Leave out any pictures and transcribe all other data below exactly.
[Begin]
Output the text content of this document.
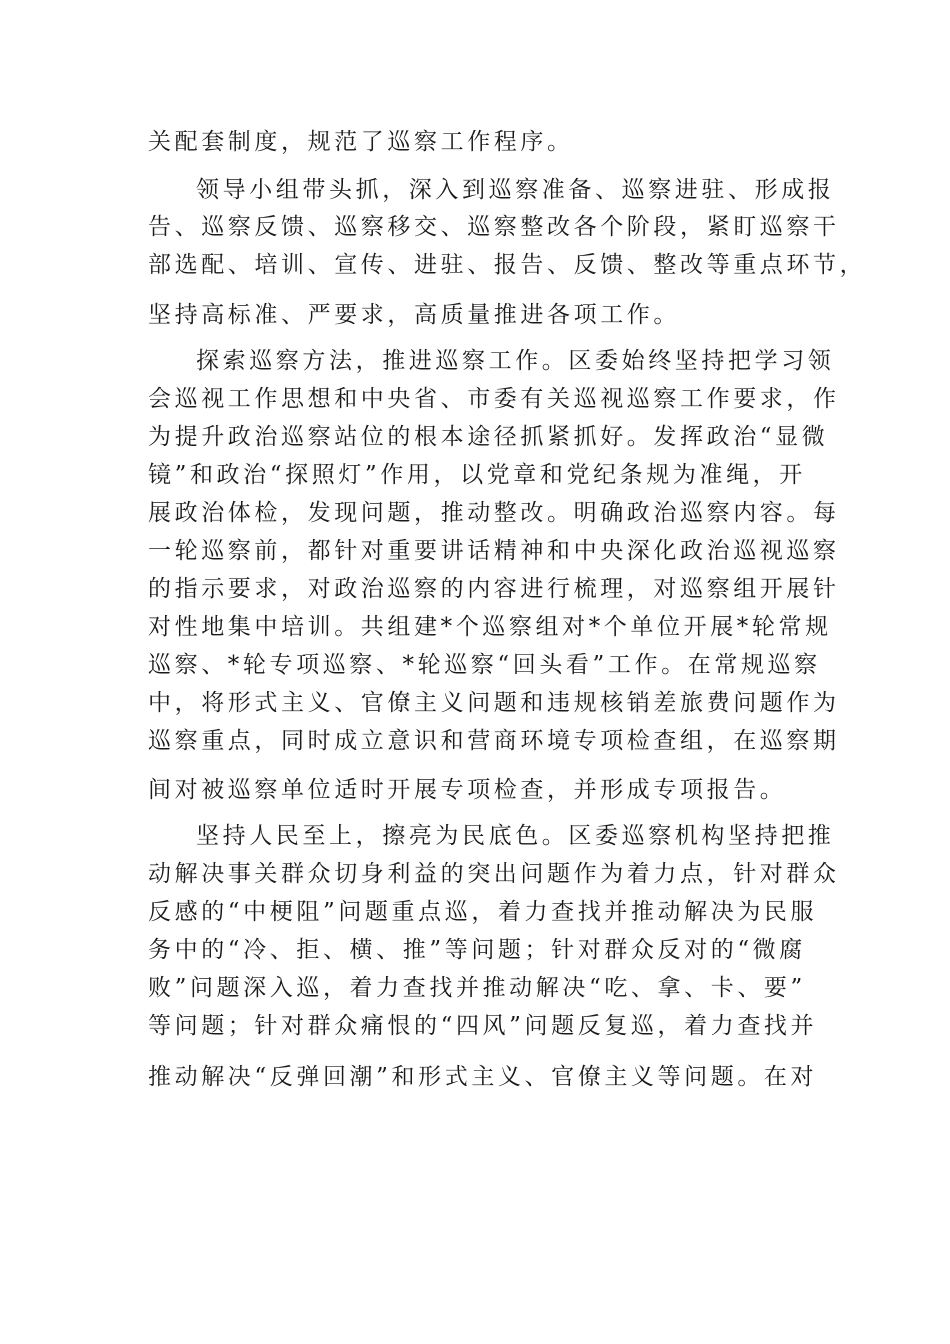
关配套制度，规范了巡察工作程序。
领导小组带头抓，深入到巡察准备、巡察进驻、形成报
告、巡察反馈、巡察移交、巡察整改各个阶段，紧盯巡察干
部选配、培训、宣传、进驻、报告、反馈、整改等重点环节，
坚持高标准、严要求，高质量推进各项工作。
探索巡察方法，推进巡察工作。区委始终坚持把学习领
会巡视工作思想和中央省、市委有关巡视巡察工作要求，作
为提升政治巡察站位的根本途径抓紧抓好。发挥政治“显微
镜”和政治“探照灯”作用，以党章和党纪条规为准绳，开
展政治体检，发现问题，推动整改。明确政治巡察内容。每
一轮巡察前，都针对重要讲话精神和中央深化政治巡视巡察
的指示要求，对政治巡察的内容进行梳理，对巡察组开展针
对性地集中培训。共组建*个巡察组对*个单位开展*轮常规
巡察、*轮专项巡察、*轮巡察“回头看”工作。在常规巡察
中，将形式主义、官僚主义问题和违规核销差旅费问题作为
巡察重点，同时成立意识和营商环境专项检查组，在巡察期
间对被巡察单位适时开展专项检查，并形成专项报告。
坚持人民至上，擦亮为民底色。区委巡察机构坚持把推
动解决事关群众切身利益的突出问题作为着力点，针对群众
反感的“中梗阻”问题重点巡，着力查找并推动解决为民服
务中的“冷、拒、横、推”等问题；针对群众反对的“微腐
败”问题深入巡，着力查找并推动解决“吃、拿、卡、要”
等问题；针对群众痛恨的“四风”问题反复巡，着力查找并
推动解决“反弹回潮”和形式主义、官僚主义等问题。在对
[End]
**PROBLEM SOLUTION**:
Output the text content of this document.
关配套制度，规范了巡察工作程序。
领导小组带头抓，深入到巡察准备、巡察进驻、形成报
告、巡察反馈、巡察移交、巡察整改各个阶段，紧盯巡察干
部选配、培训、宣传、进驻、报告、反馈、整改等重点环节，
坚持高标准、严要求，高质量推进各项工作。
探索巡察方法，推进巡察工作。区委始终坚持把学习领
会巡视工作思想和中央省、市委有关巡视巡察工作要求，作
为提升政治巡察站位的根本途径抓紧抓好。发挥政治“显微
镜”和政治“探照灯”作用，以党章和党纪条规为准绳，开
展政治体检，发现问题，推动整改。明确政治巡察内容。每
一轮巡察前，都针对重要讲话精神和中央深化政治巡视巡察
的指示要求，对政治巡察的内容进行梳理，对巡察组开展针
对性地集中培训。共组建*个巡察组对*个单位开展*轮常规
巡察、*轮专项巡察、*轮巡察“回头看”工作。在常规巡察
中，将形式主义、官僚主义问题和违规核销差旅费问题作为
巡察重点，同时成立意识和营商环境专项检查组，在巡察期
间对被巡察单位适时开展专项检查，并形成专项报告。
坚持人民至上，擦亮为民底色。区委巡察机构坚持把推
动解决事关群众切身利益的突出问题作为着力点，针对群众
反感的“中梗阻”问题重点巡，着力查找并推动解决为民服
务中的“冷、拒、横、推”等问题；针对群众反对的“微腐
败”问题深入巡，着力查找并推动解决“吃、拿、卡、要”
等问题；针对群众痛恨的“四风”问题反复巡，着力查找并
推动解决“反弹回潮”和形式主义、官僚主义等问题。在对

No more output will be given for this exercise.